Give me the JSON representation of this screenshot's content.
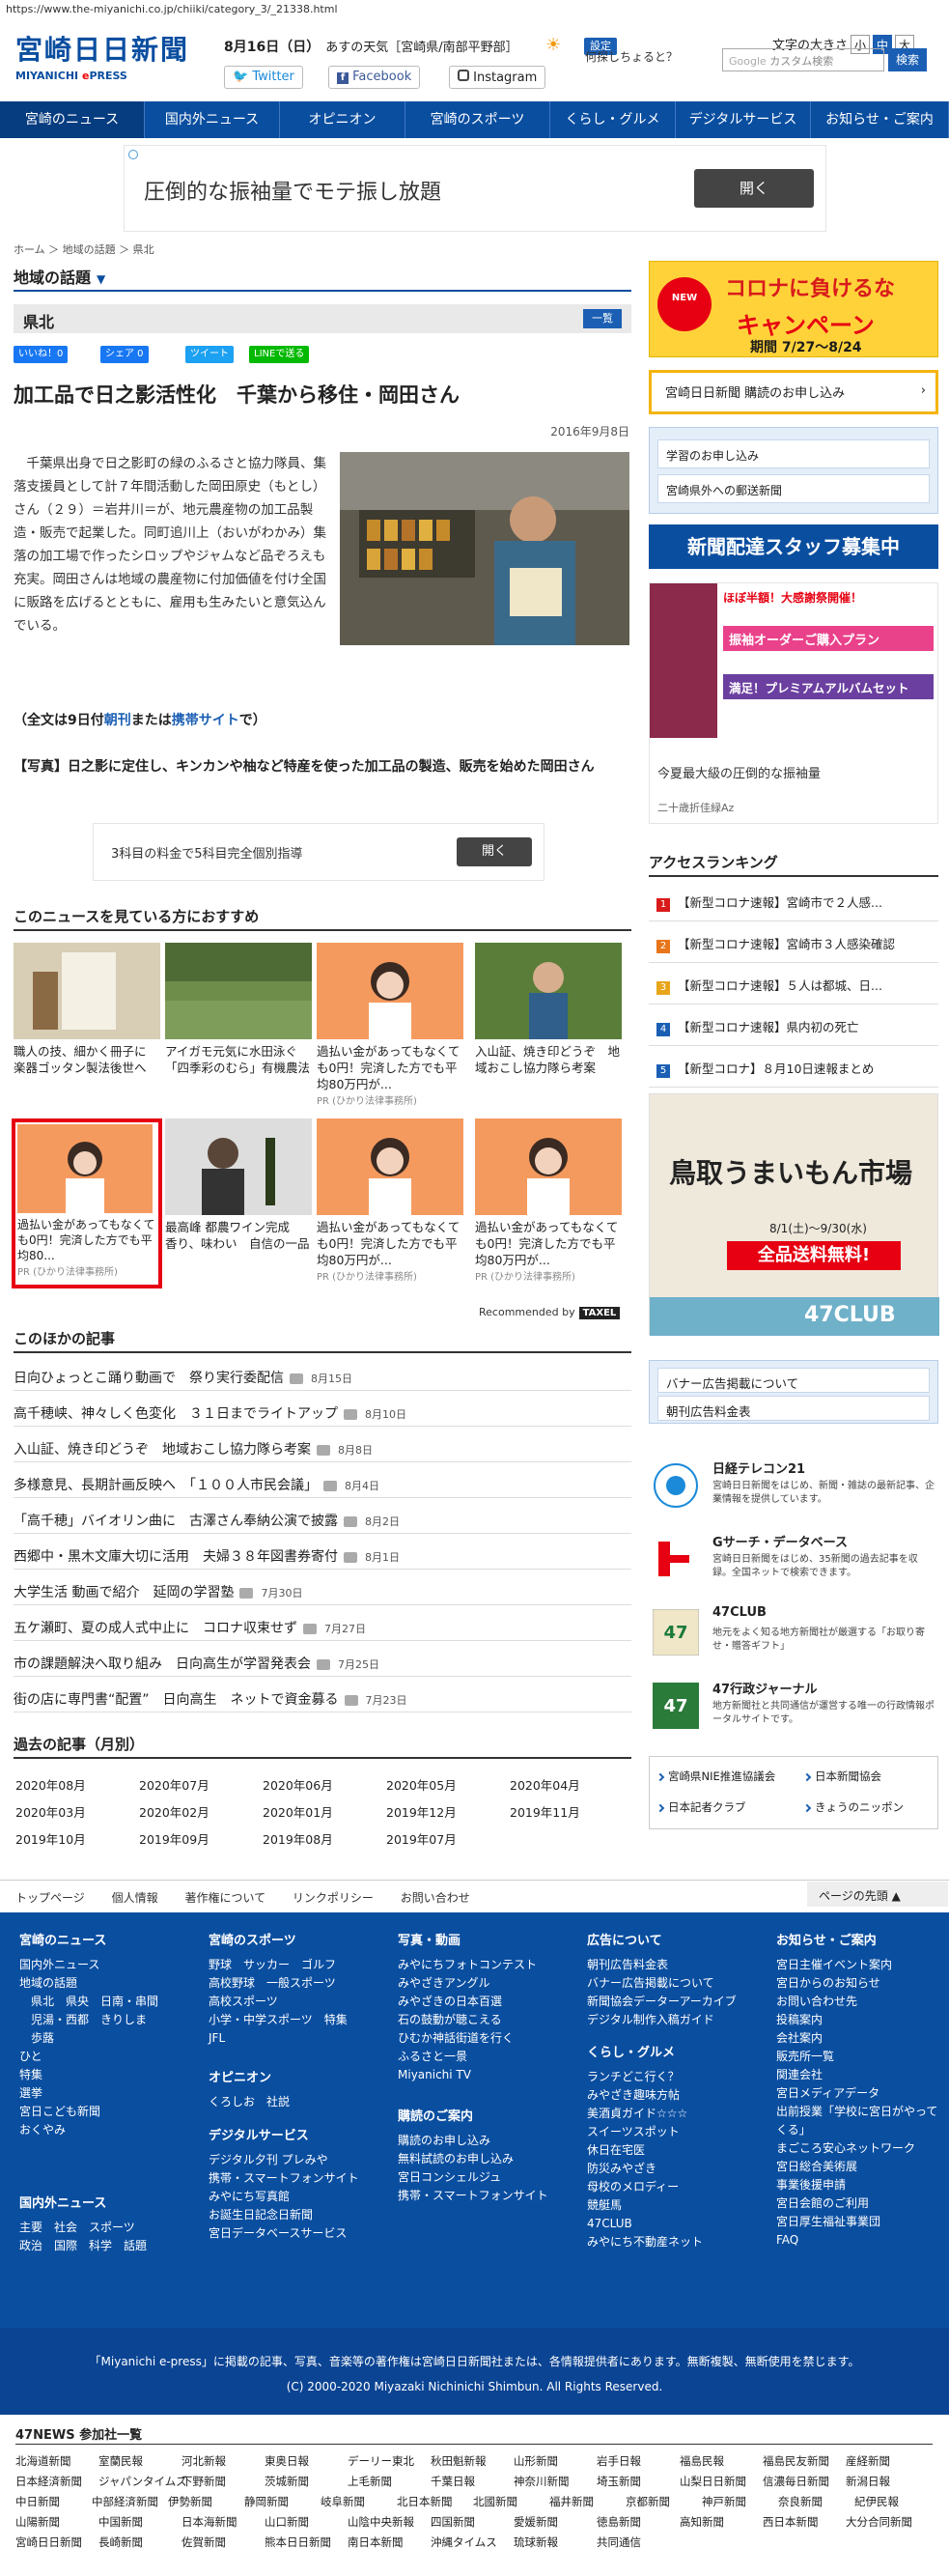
{
  "browser": {
    "url": "https://www.the-miyanichi.co.jp/chiiki/category_3/_21338.html"
  },
  "header": {
    "logo_main": "宮崎日日新聞",
    "logo_sub_a": "MIYANICHI ",
    "logo_sub_b": "e",
    "logo_sub_c": "PRESS",
    "date": "8月16日（日）",
    "weather": "あすの天気［宮崎県/南部平野部］",
    "settings": "設定",
    "twitter": "Twitter",
    "facebook": "Facebook",
    "instagram": "Instagram",
    "font_size_label": "文字の大きさ",
    "font_sizes": [
      "小",
      "中",
      "大"
    ],
    "question": "何探しちょると？",
    "search_placeholder": "カスタム検索",
    "search_button": "検索"
  },
  "nav": [
    "宮崎のニュース",
    "国内外ニュース",
    "オピニオン",
    "宮崎のスポーツ",
    "くらし・グルメ",
    "デジタルサービス",
    "お知らせ・ご案内"
  ],
  "ad_top": {
    "text": "圧倒的な振袖量でモテ振し放題",
    "button": "開く"
  },
  "breadcrumb": "ホーム ＞ 地域の話題 ＞ 県北",
  "section": {
    "title": "地域の話題",
    "sub": "県北",
    "list_button": "一覧"
  },
  "share": {
    "like": "いいね！0",
    "share": "シェア 0",
    "tweet": "ツイート",
    "line": "LINEで送る"
  },
  "article": {
    "title": "加工品で日之影活性化　千葉から移住・岡田さん",
    "date": "2016年9月8日",
    "body": "千葉県出身で日之影町の緑のふるさと協力隊員、集落支援員として計７年間活動した岡田原史（もとし）さん（２９）＝岩井川＝が、地元農産物の加工品製造・販売で起業した。同町追川上（おいがわかみ）集落の加工場で作ったシロップやジャムなど品ぞろえも充実。岡田さんは地域の農産物に付加価値を付け全国に販路を広げるとともに、雇用も生みたいと意気込んでいる。",
    "full_a": "（全文は9日付",
    "full_b": "朝刊",
    "full_c": "または",
    "full_d": "携帯サイト",
    "full_e": "で）",
    "caption": "【写真】日之影に定住し、キンカンや柚など特産を使った加工品の製造、販売を始めた岡田さん"
  },
  "ad_mid": {
    "text": "3科目の料金で5科目完全個別指導",
    "button": "開く"
  },
  "recommend": {
    "heading": "このニュースを見ている方におすすめ",
    "items": [
      {
        "text": "職人の技、細かく冊子に　楽器ゴッタン製法後世へ",
        "pr": ""
      },
      {
        "text": "アイガモ元気に水田泳ぐ 「四季彩のむら」有機農法",
        "pr": ""
      },
      {
        "text": "過払い金があってもなくても0円！完済した方でも平均80万円が...",
        "pr": "PR (ひかり法律事務所)"
      },
      {
        "text": "入山証、焼き印どうぞ　地域おこし協力隊ら考案",
        "pr": ""
      },
      {
        "text": "過払い金があってもなくても0円！完済した方でも平均80...",
        "pr": "PR (ひかり法律事務所)"
      },
      {
        "text": "最高峰 都農ワイン完成　香り、味わい　自信の一品",
        "pr": ""
      },
      {
        "text": "過払い金があってもなくても0円！完済した方でも平均80万円が...",
        "pr": "PR (ひかり法律事務所)"
      },
      {
        "text": "過払い金があってもなくても0円！完済した方でも平均80万円が...",
        "pr": "PR (ひかり法律事務所)"
      }
    ],
    "by": "Recommended by",
    "by_logo": "TAXEL"
  },
  "other": {
    "heading": "このほかの記事",
    "items": [
      {
        "title": "日向ひょっとこ踊り動画で　祭り実行委配信",
        "date": "8月15日"
      },
      {
        "title": "高千穂峡、神々しく色変化　３１日までライトアップ",
        "date": "8月10日"
      },
      {
        "title": "入山証、焼き印どうぞ　地域おこし協力隊ら考案",
        "date": "8月8日"
      },
      {
        "title": "多様意見、長期計画反映へ　「１００人市民会議」",
        "date": "8月4日"
      },
      {
        "title": "「高千穂」バイオリン曲に　古澤さん奉納公演で披露",
        "date": "8月2日"
      },
      {
        "title": "西郷中・黒木文庫大切に活用　夫婦３８年図書券寄付",
        "date": "8月1日"
      },
      {
        "title": "大学生活 動画で紹介　延岡の学習塾",
        "date": "7月30日"
      },
      {
        "title": "五ケ瀬町、夏の成人式中止に　コロナ収束せず",
        "date": "7月27日"
      },
      {
        "title": "市の課題解決へ取り組み　日向高生が学習発表会",
        "date": "7月25日"
      },
      {
        "title": "街の店に専門書“配置”　日向高生　ネットで資金募る",
        "date": "7月23日"
      }
    ]
  },
  "past": {
    "heading": "過去の記事（月別）",
    "months": [
      "2020年08月",
      "2020年07月",
      "2020年06月",
      "2020年05月",
      "2020年04月",
      "2020年03月",
      "2020年02月",
      "2020年01月",
      "2019年12月",
      "2019年11月",
      "2019年10月",
      "2019年09月",
      "2019年08月",
      "2019年07月"
    ]
  },
  "sidebar": {
    "campaign_a": "コロナに負けるな",
    "campaign_b": "キャンペーン",
    "campaign_c": "期間 7/27～8/24",
    "subscribe": "宮崎日日新聞 購読のお申し込み",
    "study": "学習のお申し込み",
    "mail": "宮崎県外への郵送新聞",
    "staff": "新聞配達スタッフ募集中",
    "ad3_a": "ほぼ半額！大感謝祭開催！",
    "ad3_b": "振袖オーダーご購入プラン",
    "ad3_c": "満足！プレミアムアルバムセット",
    "ad3_d": "今夏最大級の圧倒的な振袖量",
    "ad3_e": "二十歳折佳緑Az",
    "ranking_h": "アクセスランキング",
    "ranking": [
      "【新型コロナ速報】宮崎市で２人感...",
      "【新型コロナ速報】宮崎市３人感染確認",
      "【新型コロナ速報】５人は都城、日...",
      "【新型コロナ速報】県内初の死亡",
      "【新型コロナ】８月10日速報まとめ"
    ],
    "rank_colors": [
      "#d91a1a",
      "#e8751a",
      "#e8a51a",
      "#1b5fb4",
      "#1b5fb4"
    ],
    "tottori_a": "鳥取うまいもん市場",
    "tottori_b": "8/1(土)～9/30(水)",
    "tottori_c": "全品送料無料!",
    "tottori_d": "47CLUB",
    "banner_ad": "バナー広告掲載について",
    "ad_rates": "朝刊広告料金表",
    "services": [
      {
        "title": "日経テレコン21",
        "desc": "宮崎日日新聞をはじめ、新聞・雑誌の最新記事、企業情報を提供しています。"
      },
      {
        "title": "Gサーチ・データベース",
        "desc": "宮崎日日新聞をはじめ、35新聞の過去記事を収録。全国ネットで検索できます。"
      },
      {
        "title": "47CLUB",
        "desc": "地元をよく知る地方新聞社が厳選する「お取り寄せ・贈答ギフト」"
      },
      {
        "title": "47行政ジャーナル",
        "desc": "地方新聞社と共同通信が運営する唯一の行政情報ポータルサイトです。"
      }
    ],
    "links": [
      "宮崎県NIE推進協議会",
      "日本新聞協会",
      "日本記者クラブ",
      "きょうのニッポン"
    ]
  },
  "bottom_nav": [
    "トップページ",
    "個人情報",
    "著作権について",
    "リンクポリシー",
    "お問い合わせ"
  ],
  "page_top": "ページの先頭",
  "footer": {
    "cols": [
      {
        "h": "宮崎のニュース",
        "items": [
          "国内外ニュース",
          "地域の話題",
          "　県北　県央　日南・串間",
          "　児湯・西都　きりしま",
          "　歩蕗",
          "ひと",
          "特集",
          "選挙",
          "宮日こども新聞",
          "おくやみ"
        ]
      },
      {
        "h": "宮崎のスポーツ",
        "items": [
          "野球　サッカー　ゴルフ",
          "高校野球　一般スポーツ",
          "高校スポーツ",
          "小学・中学スポーツ　特集",
          "JFL"
        ]
      },
      {
        "h": "写真・動画",
        "items": [
          "みやにちフォトコンテスト",
          "みやざきアングル",
          "みやざきの日本百選",
          "石の鼓動が聴こえる",
          "ひむか神話街道を行く",
          "ふるさと一景",
          "Miyanichi TV"
        ]
      },
      {
        "h": "広告について",
        "items": [
          "朝刊広告料金表",
          "バナー広告掲載について",
          "新聞協会データーアーカイブ",
          "デジタル制作入稿ガイド"
        ]
      },
      {
        "h": "お知らせ・ご案内",
        "items": [
          "宮日主催イベント案内",
          "宮日からのお知らせ",
          "お問い合わせ先",
          "投稿案内",
          "会社案内",
          "販売所一覧",
          "関連会社",
          "宮日メディアデータ",
          "出前授業「学校に宮日がやってくる」",
          "まごころ安心ネットワーク",
          "宮日総合美術展",
          "事業後援申請",
          "宮日会館のご利用",
          "宮日厚生福祉事業団",
          "FAQ"
        ]
      }
    ],
    "col_opinion": {
      "h": "オピニオン",
      "items": [
        "くろしお　社説"
      ]
    },
    "col_digital": {
      "h": "デジタルサービス",
      "items": [
        "デジタル夕刊 プレみや",
        "携帯・スマートフォンサイト",
        "みやにち写真館",
        "お誕生日記念日新聞",
        "宮日データベースサービス"
      ]
    },
    "col_subscr": {
      "h": "購読のご案内",
      "items": [
        "購読のお申し込み",
        "無料試読のお申し込み",
        "宮日コンシェルジュ",
        "携帯・スマートフォンサイト"
      ]
    },
    "col_life": {
      "h": "くらし・グルメ",
      "items": [
        "ランチどこ行く？",
        "みやざき趣味方帖",
        "美酒貞ガイド☆☆☆",
        "スイーツスポット",
        "休日在宅医",
        "防災みやざき",
        "母校のメロディー",
        "競艇馬",
        "47CLUB",
        "みやにち不動産ネット"
      ]
    },
    "col_world": {
      "h": "国内外ニュース",
      "items": [
        "主要　社会　スポーツ",
        "政治　国際　科学　話題"
      ]
    }
  },
  "copyright": {
    "line1": "「Miyanichi e-press」に掲載の記事、写真、音楽等の著作権は宮崎日日新聞社または、各情報提供者にあります。無断複製、無断使用を禁じます。",
    "line2": "(C) 2000-2020 Miyazaki Nichinichi Shimbun. All Rights Reserved."
  },
  "news47": {
    "heading": "47NEWS 参加社一覧",
    "rows": [
      [
        "北海道新聞",
        "室蘭民報",
        "河北新報",
        "東奥日報",
        "デーリー東北",
        "秋田魁新報",
        "山形新聞",
        "岩手日報",
        "福島民報",
        "福島民友新聞",
        "産経新聞"
      ],
      [
        "日本経済新聞",
        "ジャパンタイムズ",
        "下野新聞",
        "茨城新聞",
        "上毛新聞",
        "千葉日報",
        "神奈川新聞",
        "埼玉新聞",
        "山梨日日新聞",
        "信濃毎日新聞",
        "新潟日報"
      ],
      [
        "中日新聞",
        "中部経済新聞",
        "伊勢新聞",
        "静岡新聞",
        "岐阜新聞",
        "北日本新聞",
        "北國新聞",
        "福井新聞",
        "京都新聞",
        "神戸新聞",
        "奈良新聞",
        "紀伊民報"
      ],
      [
        "山陽新聞",
        "中国新聞",
        "日本海新聞",
        "山口新聞",
        "山陰中央新報",
        "四国新聞",
        "愛媛新聞",
        "徳島新聞",
        "高知新聞",
        "西日本新聞",
        "大分合同新聞"
      ],
      [
        "宮崎日日新聞",
        "長崎新聞",
        "佐賀新聞",
        "熊本日日新聞",
        "南日本新聞",
        "沖縄タイムス",
        "琉球新報",
        "共同通信"
      ]
    ]
  }
}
_____
### What you have to do
Copy every line in the listing above where the string "宮崎日日新聞をはじめ" turns up.

### Answer to the task
        "desc": "宮崎日日新聞をはじめ、新聞・雑誌の最新記事、企業情報を提供しています。"
        "desc": "宮崎日日新聞をはじめ、35新聞の過去記事を収録。全国ネットで検索できます。"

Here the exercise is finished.